(Collection entries)
"""
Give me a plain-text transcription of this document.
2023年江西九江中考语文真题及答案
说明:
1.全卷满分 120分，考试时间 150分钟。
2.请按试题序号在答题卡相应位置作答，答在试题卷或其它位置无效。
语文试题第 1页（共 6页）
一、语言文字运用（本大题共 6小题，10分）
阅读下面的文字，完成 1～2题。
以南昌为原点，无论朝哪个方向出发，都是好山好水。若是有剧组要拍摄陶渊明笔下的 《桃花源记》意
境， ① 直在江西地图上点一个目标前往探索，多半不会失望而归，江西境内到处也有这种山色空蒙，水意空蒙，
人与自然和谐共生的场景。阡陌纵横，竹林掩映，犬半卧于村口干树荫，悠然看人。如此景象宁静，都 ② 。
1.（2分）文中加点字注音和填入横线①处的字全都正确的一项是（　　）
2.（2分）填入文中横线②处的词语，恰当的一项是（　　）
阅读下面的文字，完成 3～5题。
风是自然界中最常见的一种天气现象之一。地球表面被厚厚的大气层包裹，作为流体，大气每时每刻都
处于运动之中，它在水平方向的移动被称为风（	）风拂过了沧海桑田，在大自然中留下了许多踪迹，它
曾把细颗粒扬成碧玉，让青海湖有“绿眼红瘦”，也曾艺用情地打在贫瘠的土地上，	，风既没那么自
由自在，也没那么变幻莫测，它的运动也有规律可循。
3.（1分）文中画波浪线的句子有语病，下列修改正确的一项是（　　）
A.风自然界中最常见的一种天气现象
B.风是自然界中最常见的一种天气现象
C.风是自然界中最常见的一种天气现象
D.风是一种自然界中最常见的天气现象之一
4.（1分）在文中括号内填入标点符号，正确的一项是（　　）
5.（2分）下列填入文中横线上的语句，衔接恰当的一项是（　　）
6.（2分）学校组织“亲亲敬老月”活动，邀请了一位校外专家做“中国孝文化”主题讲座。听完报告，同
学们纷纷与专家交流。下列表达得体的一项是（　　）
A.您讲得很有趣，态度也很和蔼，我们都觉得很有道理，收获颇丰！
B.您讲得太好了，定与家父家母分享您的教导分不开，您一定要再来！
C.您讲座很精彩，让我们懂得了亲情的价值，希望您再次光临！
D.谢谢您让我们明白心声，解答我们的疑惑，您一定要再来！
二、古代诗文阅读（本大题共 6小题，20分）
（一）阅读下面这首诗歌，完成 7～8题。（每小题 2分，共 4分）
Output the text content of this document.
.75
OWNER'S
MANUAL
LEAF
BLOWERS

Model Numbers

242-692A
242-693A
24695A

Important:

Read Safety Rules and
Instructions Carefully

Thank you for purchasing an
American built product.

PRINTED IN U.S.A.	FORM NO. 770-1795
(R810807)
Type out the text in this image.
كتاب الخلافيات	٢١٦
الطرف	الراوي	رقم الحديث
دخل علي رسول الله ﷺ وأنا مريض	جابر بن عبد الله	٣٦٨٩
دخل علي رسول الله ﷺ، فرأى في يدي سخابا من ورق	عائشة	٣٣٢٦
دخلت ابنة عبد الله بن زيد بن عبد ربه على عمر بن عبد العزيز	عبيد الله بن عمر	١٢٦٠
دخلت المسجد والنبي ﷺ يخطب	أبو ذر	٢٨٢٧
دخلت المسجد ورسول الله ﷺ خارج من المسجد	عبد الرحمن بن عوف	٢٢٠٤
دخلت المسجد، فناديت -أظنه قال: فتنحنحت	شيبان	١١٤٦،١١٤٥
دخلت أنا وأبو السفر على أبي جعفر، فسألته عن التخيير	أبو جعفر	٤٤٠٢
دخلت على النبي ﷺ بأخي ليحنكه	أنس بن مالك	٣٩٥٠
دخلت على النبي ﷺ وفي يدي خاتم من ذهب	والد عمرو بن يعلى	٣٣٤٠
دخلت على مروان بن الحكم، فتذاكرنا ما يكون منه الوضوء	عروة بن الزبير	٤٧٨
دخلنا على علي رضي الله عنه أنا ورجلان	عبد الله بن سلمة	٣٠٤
"""
* **AIM OF THE EXERCISE**:
Exactly as they are written, print the entries again.

* **SOLUTION BELOW**:
Give me a plain-text transcription of this document.
2023年江西九江中考语文真题及答案
说明:
1.全卷满分 120分，考试时间 150分钟。
2.请按试题序号在答题卡相应位置作答，答在试题卷或其它位置无效。
语文试题第 1页（共 6页）
一、语言文字运用（本大题共 6小题，10分）
阅读下面的文字，完成 1～2题。
以南昌为原点，无论朝哪个方向出发，都是好山好水。若是有剧组要拍摄陶渊明笔下的 《桃花源记》意
境， ① 直在江西地图上点一个目标前往探索，多半不会失望而归，江西境内到处也有这种山色空蒙，水意空蒙，
人与自然和谐共生的场景。阡陌纵横，竹林掩映，犬半卧于村口干树荫，悠然看人。如此景象宁静，都 ② 。
1.（2分）文中加点字注音和填入横线①处的字全都正确的一项是（　　）
2.（2分）填入文中横线②处的词语，恰当的一项是（　　）
阅读下面的文字，完成 3～5题。
风是自然界中最常见的一种天气现象之一。地球表面被厚厚的大气层包裹，作为流体，大气每时每刻都
处于运动之中，它在水平方向的移动被称为风（	）风拂过了沧海桑田，在大自然中留下了许多踪迹，它
曾把细颗粒扬成碧玉，让青海湖有“绿眼红瘦”，也曾艺用情地打在贫瘠的土地上，	，风既没那么自
由自在，也没那么变幻莫测，它的运动也有规律可循。
3.（1分）文中画波浪线的句子有语病，下列修改正确的一项是（　　）
A.风自然界中最常见的一种天气现象
B.风是自然界中最常见的一种天气现象
C.风是自然界中最常见的一种天气现象
D.风是一种自然界中最常见的天气现象之一
4.（1分）在文中括号内填入标点符号，正确的一项是（　　）
5.（2分）下列填入文中横线上的语句，衔接恰当的一项是（　　）
6.（2分）学校组织“亲亲敬老月”活动，邀请了一位校外专家做“中国孝文化”主题讲座。听完报告，同
学们纷纷与专家交流。下列表达得体的一项是（　　）
A.您讲得很有趣，态度也很和蔼，我们都觉得很有道理，收获颇丰！
B.您讲得太好了，定与家父家母分享您的教导分不开，您一定要再来！
C.您讲座很精彩，让我们懂得了亲情的价值，希望您再次光临！
D.谢谢您让我们明白心声，解答我们的疑惑，您一定要再来！
二、古代诗文阅读（本大题共 6小题，20分）
（一）阅读下面这首诗歌，完成 7～8题。（每小题 2分，共 4分）
Output the text content of this document.
.75
OWNER'S
MANUAL
LEAF
BLOWERS

Model Numbers

242-692A
242-693A
24695A

Important:

Read Safety Rules and
Instructions Carefully

Thank you for purchasing an
American built product.

PRINTED IN U.S.A.	FORM NO. 770-1795
(R810807)
Type out the text in this image.
كتاب الخلافيات	٢١٦
الطرف	الراوي	رقم الحديث
دخل علي رسول الله ﷺ وأنا مريض	جابر بن عبد الله	٣٦٨٩
دخل علي رسول الله ﷺ، فرأى في يدي سخابا من ورق	عائشة	٣٣٢٦
دخلت ابنة عبد الله بن زيد بن عبد ربه على عمر بن عبد العزيز	عبيد الله بن عمر	١٢٦٠
دخلت المسجد والنبي ﷺ يخطب	أبو ذر	٢٨٢٧
دخلت المسجد ورسول الله ﷺ خارج من المسجد	عبد الرحمن بن عوف	٢٢٠٤
دخلت المسجد، فناديت -أظنه قال: فتنحنحت	شيبان	١١٤٦،١١٤٥
دخلت أنا وأبو السفر على أبي جعفر، فسألته عن التخيير	أبو جعفر	٤٤٠٢
دخلت على النبي ﷺ بأخي ليحنكه	أنس بن مالك	٣٩٥٠
دخلت على النبي ﷺ وفي يدي خاتم من ذهب	والد عمرو بن يعلى	٣٣٤٠
دخلت على مروان بن الحكم، فتذاكرنا ما يكون منه الوضوء	عروة بن الزبير	٤٧٨
دخلنا على علي رضي الله عنه أنا ورجلان	عبد الله بن سلمة	٣٠٤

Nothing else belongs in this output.